-- Data to use --

**********

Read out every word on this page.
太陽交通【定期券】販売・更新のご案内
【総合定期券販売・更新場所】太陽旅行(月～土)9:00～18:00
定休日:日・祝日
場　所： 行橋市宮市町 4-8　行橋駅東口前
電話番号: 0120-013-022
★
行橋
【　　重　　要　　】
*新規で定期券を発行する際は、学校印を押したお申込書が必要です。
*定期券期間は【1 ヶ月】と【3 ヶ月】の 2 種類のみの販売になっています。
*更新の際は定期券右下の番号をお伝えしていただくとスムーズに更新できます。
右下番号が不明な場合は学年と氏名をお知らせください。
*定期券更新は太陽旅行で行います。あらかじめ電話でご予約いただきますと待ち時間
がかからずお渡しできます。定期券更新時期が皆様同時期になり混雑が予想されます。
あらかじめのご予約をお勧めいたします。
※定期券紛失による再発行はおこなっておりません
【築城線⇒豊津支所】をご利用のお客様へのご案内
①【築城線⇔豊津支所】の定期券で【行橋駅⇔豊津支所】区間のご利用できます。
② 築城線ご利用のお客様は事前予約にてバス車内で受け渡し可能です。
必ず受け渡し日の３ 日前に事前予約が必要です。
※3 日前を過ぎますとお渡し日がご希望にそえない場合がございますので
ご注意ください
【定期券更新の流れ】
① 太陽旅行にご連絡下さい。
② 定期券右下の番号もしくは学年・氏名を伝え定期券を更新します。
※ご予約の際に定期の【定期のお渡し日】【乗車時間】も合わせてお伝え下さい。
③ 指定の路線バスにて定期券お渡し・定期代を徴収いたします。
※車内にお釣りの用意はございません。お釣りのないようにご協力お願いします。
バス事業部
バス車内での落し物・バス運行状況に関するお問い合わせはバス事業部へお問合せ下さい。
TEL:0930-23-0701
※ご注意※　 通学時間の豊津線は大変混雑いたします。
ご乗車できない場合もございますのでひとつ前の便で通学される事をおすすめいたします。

**********

-- Goal --
Every line of the data above should be reproduced word for word.

-- Written reply --
Read out every word on this page.
太陽交通【定期券】販売・更新のご案内
【総合定期券販売・更新場所】太陽旅行(月～土)9:00～18:00
定休日:日・祝日
場　所： 行橋市宮市町 4-8　行橋駅東口前
電話番号: 0120-013-022
★
行橋
【　　重　　要　　】
*新規で定期券を発行する際は、学校印を押したお申込書が必要です。
*定期券期間は【1 ヶ月】と【3 ヶ月】の 2 種類のみの販売になっています。
*更新の際は定期券右下の番号をお伝えしていただくとスムーズに更新できます。
右下番号が不明な場合は学年と氏名をお知らせください。
*定期券更新は太陽旅行で行います。あらかじめ電話でご予約いただきますと待ち時間
がかからずお渡しできます。定期券更新時期が皆様同時期になり混雑が予想されます。
あらかじめのご予約をお勧めいたします。
※定期券紛失による再発行はおこなっておりません
【築城線⇒豊津支所】をご利用のお客様へのご案内
①【築城線⇔豊津支所】の定期券で【行橋駅⇔豊津支所】区間のご利用できます。
② 築城線ご利用のお客様は事前予約にてバス車内で受け渡し可能です。
必ず受け渡し日の３ 日前に事前予約が必要です。
※3 日前を過ぎますとお渡し日がご希望にそえない場合がございますので
ご注意ください
【定期券更新の流れ】
① 太陽旅行にご連絡下さい。
② 定期券右下の番号もしくは学年・氏名を伝え定期券を更新します。
※ご予約の際に定期の【定期のお渡し日】【乗車時間】も合わせてお伝え下さい。
③ 指定の路線バスにて定期券お渡し・定期代を徴収いたします。
※車内にお釣りの用意はございません。お釣りのないようにご協力お願いします。
バス事業部
バス車内での落し物・バス運行状況に関するお問い合わせはバス事業部へお問合せ下さい。
TEL:0930-23-0701
※ご注意※　 通学時間の豊津線は大変混雑いたします。
ご乗車できない場合もございますのでひとつ前の便で通学される事をおすすめいたします。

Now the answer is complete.